Items from a figure collection:
========================================
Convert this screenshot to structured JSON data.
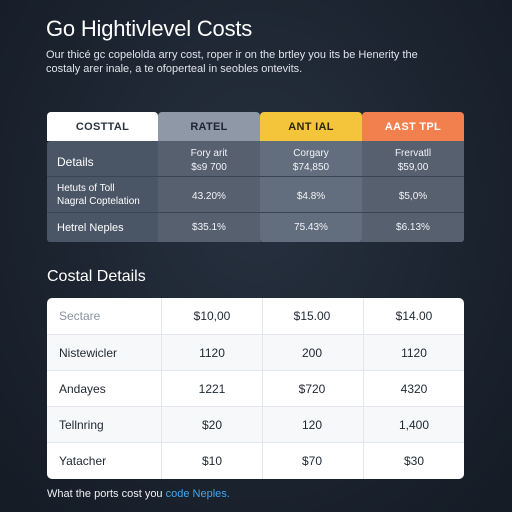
{
  "header": {
    "title": "Go Hightivlevel Costs",
    "subtitle_line1": "Our thicé gc copelolda arry cost, roper ir on the brtley you its be Henerity the",
    "subtitle_line2": "costaly arer inale, a te ofoperteal in seobles ontevits."
  },
  "comparison": {
    "columns": [
      "COSTTAL",
      "RATEL",
      "ANT IAL",
      "AAST TPL"
    ],
    "column_colors": [
      "#ffffff",
      "#8f98a6",
      "#f4c43a",
      "#f2804e"
    ],
    "rows": [
      {
        "label": "Details",
        "values": [
          [
            "Fory arit",
            "$s9 700"
          ],
          [
            "Corgary",
            "$74,850"
          ],
          [
            "Frervatll",
            "$59,00"
          ]
        ]
      },
      {
        "label": "Hetuts of Toll",
        "label2": "Nagral Coptelation",
        "values": [
          [
            "43.20%"
          ],
          [
            "$4.8%"
          ],
          [
            "$5,0%"
          ]
        ]
      },
      {
        "label": "Hetrel Neples",
        "values": [
          [
            "$35.1%"
          ],
          [
            "75.43%"
          ],
          [
            "$6.13%"
          ]
        ]
      }
    ]
  },
  "details": {
    "title": "Costal Details",
    "rows": [
      {
        "label": "Sectare",
        "values": [
          "$10,00",
          "$15.00",
          "$14.00"
        ]
      },
      {
        "label": "Nistewicler",
        "values": [
          "1120",
          "200",
          "1120"
        ]
      },
      {
        "label": "Andayes",
        "values": [
          "1221",
          "$720",
          "4320"
        ]
      },
      {
        "label": "Tellnring",
        "values": [
          "$20",
          "120",
          "1,400"
        ]
      },
      {
        "label": "Yatacher",
        "values": [
          "$10",
          "$70",
          "$30"
        ]
      }
    ]
  },
  "footer": {
    "text": "What the ports cost you",
    "link": "code Neples."
  }
}
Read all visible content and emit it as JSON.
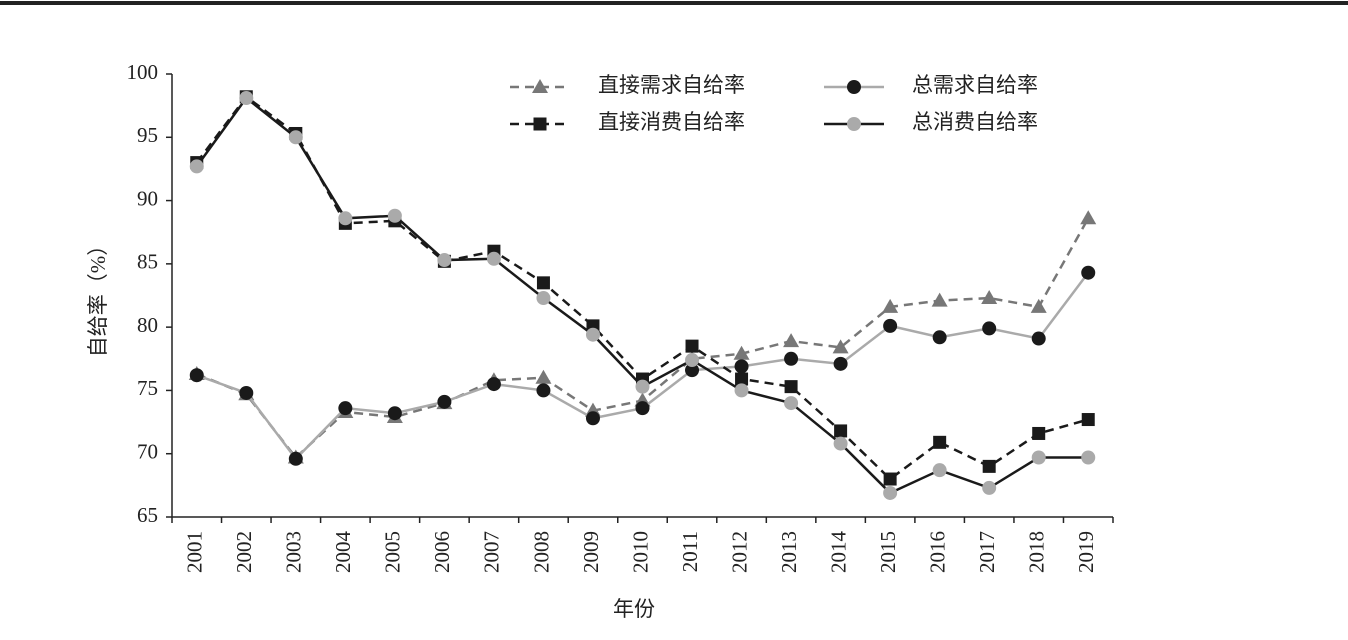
{
  "chart_data": {
    "type": "line",
    "x_label": "年份",
    "y_label": "自给率（%）",
    "categories": [
      "2001",
      "2002",
      "2003",
      "2004",
      "2005",
      "2006",
      "2007",
      "2008",
      "2009",
      "2010",
      "2011",
      "2012",
      "2013",
      "2014",
      "2015",
      "2016",
      "2017",
      "2018",
      "2019"
    ],
    "series": [
      {
        "name": "直接需求自给率",
        "color": "#777777",
        "marker_color": "#777777",
        "marker": "triangle",
        "dashed": true,
        "values": [
          76.3,
          74.7,
          69.7,
          73.3,
          72.9,
          74.0,
          75.8,
          76.0,
          73.4,
          74.2,
          77.5,
          77.9,
          78.9,
          78.4,
          81.6,
          82.1,
          82.3,
          81.6,
          88.6
        ]
      },
      {
        "name": "总需求自给率",
        "color": "#aaaaaa",
        "marker_color": "#1a1a1a",
        "marker": "circle",
        "dashed": false,
        "values": [
          76.2,
          74.8,
          69.6,
          73.6,
          73.2,
          74.1,
          75.5,
          75.0,
          72.8,
          73.6,
          76.6,
          76.9,
          77.5,
          77.1,
          80.1,
          79.2,
          79.9,
          79.1,
          84.3
        ]
      },
      {
        "name": "直接消费自给率",
        "color": "#1a1a1a",
        "marker_color": "#1a1a1a",
        "marker": "square",
        "dashed": true,
        "values": [
          93.0,
          98.2,
          95.3,
          88.2,
          88.4,
          85.2,
          86.0,
          83.5,
          80.1,
          75.9,
          78.5,
          75.9,
          75.3,
          71.8,
          68.0,
          70.9,
          69.0,
          71.6,
          72.7
        ]
      },
      {
        "name": "总消费自给率",
        "color": "#1a1a1a",
        "marker_color": "#aaaaaa",
        "marker": "circle",
        "dashed": false,
        "values": [
          92.7,
          98.1,
          95.0,
          88.6,
          88.8,
          85.3,
          85.4,
          82.3,
          79.4,
          75.3,
          77.4,
          75.0,
          74.0,
          70.8,
          66.9,
          68.7,
          67.3,
          69.7,
          69.7
        ]
      }
    ],
    "ylim": [
      65,
      100
    ],
    "yticks": [
      65,
      70,
      75,
      80,
      85,
      90,
      95,
      100
    ],
    "grid": false
  }
}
========================================
INSTRUCTIONS TO FOLLOW: Working from the material above, transcribe it exactly while omitting pictures.

EXERCISE ANSWER:
Convert this screenshot to structured JSON data.
{
  "header": {
    "title": "Go Hightivlevel Costs",
    "subtitle_line1": "Our thicé gc copelolda arry cost, roper ir on the brtley you its be Henerity the",
    "subtitle_line2": "costaly arer inale, a te ofoperteal in seobles ontevits."
  },
  "comparison": {
    "columns": [
      "COSTTAL",
      "RATEL",
      "ANT IAL",
      "AAST TPL"
    ],
    "column_colors": [
      "#ffffff",
      "#8f98a6",
      "#f4c43a",
      "#f2804e"
    ],
    "rows": [
      {
        "label": "Details",
        "values": [
          [
            "Fory arit",
            "$s9 700"
          ],
          [
            "Corgary",
            "$74,850"
          ],
          [
            "Frervatll",
            "$59,00"
          ]
        ]
      },
      {
        "label": "Hetuts of Toll",
        "label2": "Nagral Coptelation",
        "values": [
          [
            "43.20%"
          ],
          [
            "$4.8%"
          ],
          [
            "$5,0%"
          ]
        ]
      },
      {
        "label": "Hetrel Neples",
        "values": [
          [
            "$35.1%"
          ],
          [
            "75.43%"
          ],
          [
            "$6.13%"
          ]
        ]
      }
    ]
  },
  "details": {
    "title": "Costal Details",
    "rows": [
      {
        "label": "Sectare",
        "values": [
          "$10,00",
          "$15.00",
          "$14.00"
        ]
      },
      {
        "label": "Nistewicler",
        "values": [
          "1120",
          "200",
          "1120"
        ]
      },
      {
        "label": "Andayes",
        "values": [
          "1221",
          "$720",
          "4320"
        ]
      },
      {
        "label": "Tellnring",
        "values": [
          "$20",
          "120",
          "1,400"
        ]
      },
      {
        "label": "Yatacher",
        "values": [
          "$10",
          "$70",
          "$30"
        ]
      }
    ]
  },
  "footer": {
    "text": "What the ports cost you",
    "link": "code Neples."
  }
}
Read all visible content and emit it as JSON.
{
  "chart_data": {
    "type": "line",
    "x_label": "年份",
    "y_label": "自给率（%）",
    "categories": [
      "2001",
      "2002",
      "2003",
      "2004",
      "2005",
      "2006",
      "2007",
      "2008",
      "2009",
      "2010",
      "2011",
      "2012",
      "2013",
      "2014",
      "2015",
      "2016",
      "2017",
      "2018",
      "2019"
    ],
    "series": [
      {
        "name": "直接需求自给率",
        "color": "#777777",
        "marker_color": "#777777",
        "marker": "triangle",
        "dashed": true,
        "values": [
          76.3,
          74.7,
          69.7,
          73.3,
          72.9,
          74.0,
          75.8,
          76.0,
          73.4,
          74.2,
          77.5,
          77.9,
          78.9,
          78.4,
          81.6,
          82.1,
          82.3,
          81.6,
          88.6
        ]
      },
      {
        "name": "总需求自给率",
        "color": "#aaaaaa",
        "marker_color": "#1a1a1a",
        "marker": "circle",
        "dashed": false,
        "values": [
          76.2,
          74.8,
          69.6,
          73.6,
          73.2,
          74.1,
          75.5,
          75.0,
          72.8,
          73.6,
          76.6,
          76.9,
          77.5,
          77.1,
          80.1,
          79.2,
          79.9,
          79.1,
          84.3
        ]
      },
      {
        "name": "直接消费自给率",
        "color": "#1a1a1a",
        "marker_color": "#1a1a1a",
        "marker": "square",
        "dashed": true,
        "values": [
          93.0,
          98.2,
          95.3,
          88.2,
          88.4,
          85.2,
          86.0,
          83.5,
          80.1,
          75.9,
          78.5,
          75.9,
          75.3,
          71.8,
          68.0,
          70.9,
          69.0,
          71.6,
          72.7
        ]
      },
      {
        "name": "总消费自给率",
        "color": "#1a1a1a",
        "marker_color": "#aaaaaa",
        "marker": "circle",
        "dashed": false,
        "values": [
          92.7,
          98.1,
          95.0,
          88.6,
          88.8,
          85.3,
          85.4,
          82.3,
          79.4,
          75.3,
          77.4,
          75.0,
          74.0,
          70.8,
          66.9,
          68.7,
          67.3,
          69.7,
          69.7
        ]
      }
    ],
    "ylim": [
      65,
      100
    ],
    "yticks": [
      65,
      70,
      75,
      80,
      85,
      90,
      95,
      100
    ],
    "grid": false
  }
}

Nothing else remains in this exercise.